(Stored entries)
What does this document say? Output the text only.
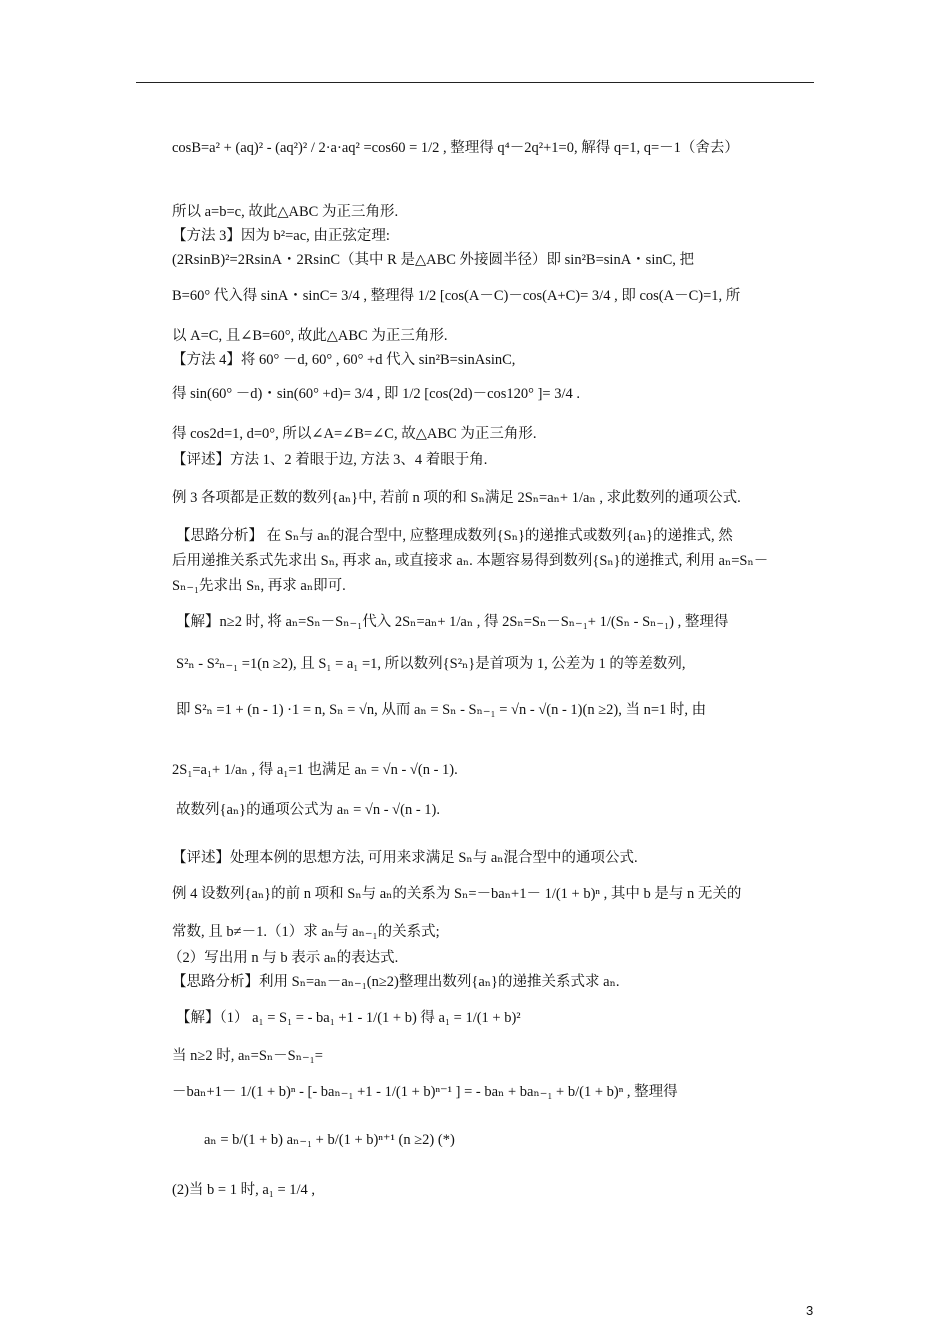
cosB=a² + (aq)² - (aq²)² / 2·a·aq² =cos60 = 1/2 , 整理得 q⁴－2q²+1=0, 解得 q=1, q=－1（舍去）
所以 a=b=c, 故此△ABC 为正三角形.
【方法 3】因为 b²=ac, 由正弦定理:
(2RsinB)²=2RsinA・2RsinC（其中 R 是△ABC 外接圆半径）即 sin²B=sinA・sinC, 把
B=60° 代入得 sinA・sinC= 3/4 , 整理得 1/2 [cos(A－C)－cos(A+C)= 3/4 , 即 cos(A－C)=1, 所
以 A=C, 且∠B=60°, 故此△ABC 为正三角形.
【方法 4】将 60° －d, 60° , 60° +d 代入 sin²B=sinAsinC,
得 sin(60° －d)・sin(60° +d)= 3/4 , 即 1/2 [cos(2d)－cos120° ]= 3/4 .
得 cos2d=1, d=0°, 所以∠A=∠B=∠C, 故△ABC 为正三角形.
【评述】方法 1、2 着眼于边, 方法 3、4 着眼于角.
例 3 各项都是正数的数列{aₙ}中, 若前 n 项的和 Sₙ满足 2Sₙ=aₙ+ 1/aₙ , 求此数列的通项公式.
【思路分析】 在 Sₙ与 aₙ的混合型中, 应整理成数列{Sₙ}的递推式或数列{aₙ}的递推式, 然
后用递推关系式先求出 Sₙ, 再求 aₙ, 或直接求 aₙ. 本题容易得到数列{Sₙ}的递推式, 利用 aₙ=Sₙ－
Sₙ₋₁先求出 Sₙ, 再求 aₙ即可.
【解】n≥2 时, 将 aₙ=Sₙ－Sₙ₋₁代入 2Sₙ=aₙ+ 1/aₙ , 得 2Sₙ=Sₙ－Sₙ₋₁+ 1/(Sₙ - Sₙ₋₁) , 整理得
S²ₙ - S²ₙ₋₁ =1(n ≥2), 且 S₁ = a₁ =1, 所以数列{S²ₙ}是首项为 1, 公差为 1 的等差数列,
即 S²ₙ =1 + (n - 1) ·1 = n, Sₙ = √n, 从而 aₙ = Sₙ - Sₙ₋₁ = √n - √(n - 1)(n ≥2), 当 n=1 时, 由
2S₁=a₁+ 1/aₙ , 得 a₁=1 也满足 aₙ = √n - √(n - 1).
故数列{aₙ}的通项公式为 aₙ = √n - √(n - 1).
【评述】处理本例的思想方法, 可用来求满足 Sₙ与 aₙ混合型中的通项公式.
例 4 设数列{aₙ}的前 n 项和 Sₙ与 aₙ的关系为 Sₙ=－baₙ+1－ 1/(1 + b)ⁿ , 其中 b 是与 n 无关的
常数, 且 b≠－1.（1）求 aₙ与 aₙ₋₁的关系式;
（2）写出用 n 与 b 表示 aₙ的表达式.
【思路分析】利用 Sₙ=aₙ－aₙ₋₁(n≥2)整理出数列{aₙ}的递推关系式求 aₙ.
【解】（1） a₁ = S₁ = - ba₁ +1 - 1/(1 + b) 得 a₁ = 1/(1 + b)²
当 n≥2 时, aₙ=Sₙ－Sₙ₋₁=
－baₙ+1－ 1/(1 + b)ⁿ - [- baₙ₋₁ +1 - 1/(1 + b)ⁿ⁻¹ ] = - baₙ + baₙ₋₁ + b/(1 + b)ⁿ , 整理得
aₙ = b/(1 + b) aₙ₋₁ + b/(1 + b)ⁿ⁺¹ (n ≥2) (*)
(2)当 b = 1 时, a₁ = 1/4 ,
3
---
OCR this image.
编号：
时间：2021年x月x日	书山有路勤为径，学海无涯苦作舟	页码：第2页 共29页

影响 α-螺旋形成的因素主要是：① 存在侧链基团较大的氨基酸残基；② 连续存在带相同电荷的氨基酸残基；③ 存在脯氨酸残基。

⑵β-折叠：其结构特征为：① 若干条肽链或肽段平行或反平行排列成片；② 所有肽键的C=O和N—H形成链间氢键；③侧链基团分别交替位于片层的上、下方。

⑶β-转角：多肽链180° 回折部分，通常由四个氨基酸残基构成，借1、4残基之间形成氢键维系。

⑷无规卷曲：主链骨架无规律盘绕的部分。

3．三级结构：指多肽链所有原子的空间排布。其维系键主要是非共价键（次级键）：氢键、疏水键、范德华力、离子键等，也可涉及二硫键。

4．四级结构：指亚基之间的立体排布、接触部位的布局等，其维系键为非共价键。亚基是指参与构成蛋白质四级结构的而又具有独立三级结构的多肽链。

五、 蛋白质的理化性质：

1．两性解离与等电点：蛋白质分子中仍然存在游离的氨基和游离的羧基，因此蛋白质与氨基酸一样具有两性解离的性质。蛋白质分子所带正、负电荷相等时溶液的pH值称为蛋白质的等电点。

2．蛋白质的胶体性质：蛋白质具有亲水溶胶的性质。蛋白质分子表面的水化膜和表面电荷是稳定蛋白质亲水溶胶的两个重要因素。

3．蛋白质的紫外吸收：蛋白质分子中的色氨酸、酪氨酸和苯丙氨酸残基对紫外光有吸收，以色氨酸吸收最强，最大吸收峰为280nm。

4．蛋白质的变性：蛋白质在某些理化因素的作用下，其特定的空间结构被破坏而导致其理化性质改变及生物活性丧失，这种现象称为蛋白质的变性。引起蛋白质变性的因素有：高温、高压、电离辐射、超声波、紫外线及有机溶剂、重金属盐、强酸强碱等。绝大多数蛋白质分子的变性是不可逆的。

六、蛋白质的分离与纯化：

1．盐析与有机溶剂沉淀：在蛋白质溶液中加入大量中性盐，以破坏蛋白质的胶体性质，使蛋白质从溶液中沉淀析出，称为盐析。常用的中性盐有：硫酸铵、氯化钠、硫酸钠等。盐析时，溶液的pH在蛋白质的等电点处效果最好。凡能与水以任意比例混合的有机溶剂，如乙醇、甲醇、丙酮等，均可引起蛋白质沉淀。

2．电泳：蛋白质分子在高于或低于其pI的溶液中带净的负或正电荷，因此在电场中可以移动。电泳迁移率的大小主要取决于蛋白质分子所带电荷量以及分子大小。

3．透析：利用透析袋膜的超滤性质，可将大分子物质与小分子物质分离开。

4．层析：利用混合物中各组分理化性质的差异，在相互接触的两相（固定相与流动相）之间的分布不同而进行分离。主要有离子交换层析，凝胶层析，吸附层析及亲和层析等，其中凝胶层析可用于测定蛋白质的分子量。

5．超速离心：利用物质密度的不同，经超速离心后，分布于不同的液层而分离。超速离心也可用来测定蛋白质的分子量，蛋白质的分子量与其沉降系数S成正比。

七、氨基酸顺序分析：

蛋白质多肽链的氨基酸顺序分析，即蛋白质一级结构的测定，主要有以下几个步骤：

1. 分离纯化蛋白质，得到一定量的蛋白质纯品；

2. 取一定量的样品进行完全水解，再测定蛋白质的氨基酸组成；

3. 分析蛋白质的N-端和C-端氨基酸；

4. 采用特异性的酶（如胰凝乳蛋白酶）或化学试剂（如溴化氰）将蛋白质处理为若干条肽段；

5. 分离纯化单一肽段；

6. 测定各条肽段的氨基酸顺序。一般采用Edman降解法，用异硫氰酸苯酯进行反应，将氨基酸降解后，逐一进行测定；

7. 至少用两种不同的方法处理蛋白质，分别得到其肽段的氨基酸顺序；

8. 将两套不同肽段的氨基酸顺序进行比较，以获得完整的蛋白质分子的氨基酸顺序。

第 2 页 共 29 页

▶ [Aim]: Copy every line above that holds the word "的递推式".

▶ [Correct answer]:
【思路分析】 在 Sₙ与 aₙ的混合型中, 应整理成数列{Sₙ}的递推式或数列{aₙ}的递推式, 然
后用递推关系式先求出 Sₙ, 再求 aₙ, 或直接求 aₙ. 本题容易得到数列{Sₙ}的递推式, 利用 aₙ=Sₙ－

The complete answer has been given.